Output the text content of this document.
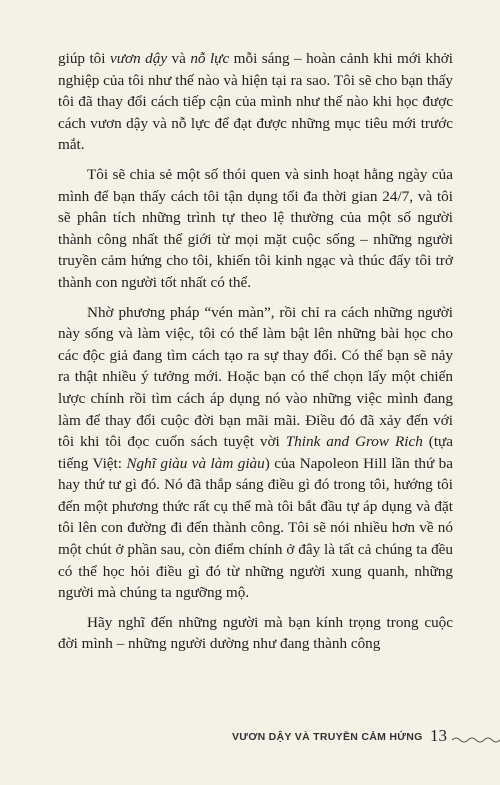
giúp tôi vươn dậy và nỗ lực mỗi sáng – hoàn cảnh khi mới khởi nghiệp của tôi như thế nào và hiện tại ra sao. Tôi sẽ cho bạn thấy tôi đã thay đổi cách tiếp cận của mình như thế nào khi học được cách vươn dậy và nỗ lực để đạt được những mục tiêu mới trước mắt.

Tôi sẽ chia sẻ một số thói quen và sinh hoạt hằng ngày của mình để bạn thấy cách tôi tận dụng tối đa thời gian 24/7, và tôi sẽ phân tích những trình tự theo lệ thường của một số người thành công nhất thế giới từ mọi mặt cuộc sống – những người truyền cảm hứng cho tôi, khiến tôi kinh ngạc và thúc đẩy tôi trở thành con người tốt nhất có thể.

Nhờ phương pháp “vén màn”, rồi chỉ ra cách những người này sống và làm việc, tôi có thể làm bật lên những bài học cho các độc giả đang tìm cách tạo ra sự thay đổi. Có thể bạn sẽ nảy ra thật nhiều ý tưởng mới. Hoặc bạn có thể chọn lấy một chiến lược chính rồi tìm cách áp dụng nó vào những việc mình đang làm để thay đổi cuộc đời bạn mãi mãi. Điều đó đã xảy đến với tôi khi tôi đọc cuốn sách tuyệt vời Think and Grow Rich (tựa tiếng Việt: Nghĩ giàu và làm giàu) của Napoleon Hill lần thứ ba hay thứ tư gì đó. Nó đã thắp sáng điều gì đó trong tôi, hướng tôi đến một phương thức rất cụ thể mà tôi bắt đầu tự áp dụng và đặt tôi lên con đường đi đến thành công. Tôi sẽ nói nhiều hơn về nó một chút ở phần sau, còn điểm chính ở đây là tất cả chúng ta đều có thể học hỏi điều gì đó từ những người xung quanh, những người mà chúng ta ngưỡng mộ.

Hãy nghĩ đến những người mà bạn kính trọng trong cuộc đời mình – những người dường như đang thành công

VƯƠN DẬY VÀ TRUYỀN CẢM HỨNG 13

== EXERCISE ==
Collect, from the material above, every line containing the word "sáng".

== ANSWER IN FULL ==
giúp tôi vươn dậy và nỗ lực mỗi sáng – hoàn cảnh khi mới khởi nghiệp của tôi như thế nào và hiện tại ra sao. Tôi sẽ cho bạn thấy tôi đã thay đổi cách tiếp cận của mình như thế nào khi học được cách vươn dậy và nỗ lực để đạt được những mục tiêu mới trước mắt.
Nhờ phương pháp “vén màn”, rồi chỉ ra cách những người này sống và làm việc, tôi có thể làm bật lên những bài học cho các độc giả đang tìm cách tạo ra sự thay đổi. Có thể bạn sẽ nảy ra thật nhiều ý tưởng mới. Hoặc bạn có thể chọn lấy một chiến lược chính rồi tìm cách áp dụng nó vào những việc mình đang làm để thay đổi cuộc đời bạn mãi mãi. Điều đó đã xảy đến với tôi khi tôi đọc cuốn sách tuyệt vời Think and Grow Rich (tựa tiếng Việt: Nghĩ giàu và làm giàu) của Napoleon Hill lần thứ ba hay thứ tư gì đó. Nó đã thắp sáng điều gì đó trong tôi, hướng tôi đến một phương thức rất cụ thể mà tôi bắt đầu tự áp dụng và đặt tôi lên con đường đi đến thành công. Tôi sẽ nói nhiều hơn về nó một chút ở phần sau, còn điểm chính ở đây là tất cả chúng ta đều có thể học hỏi điều gì đó từ những người xung quanh, những người mà chúng ta ngưỡng mộ.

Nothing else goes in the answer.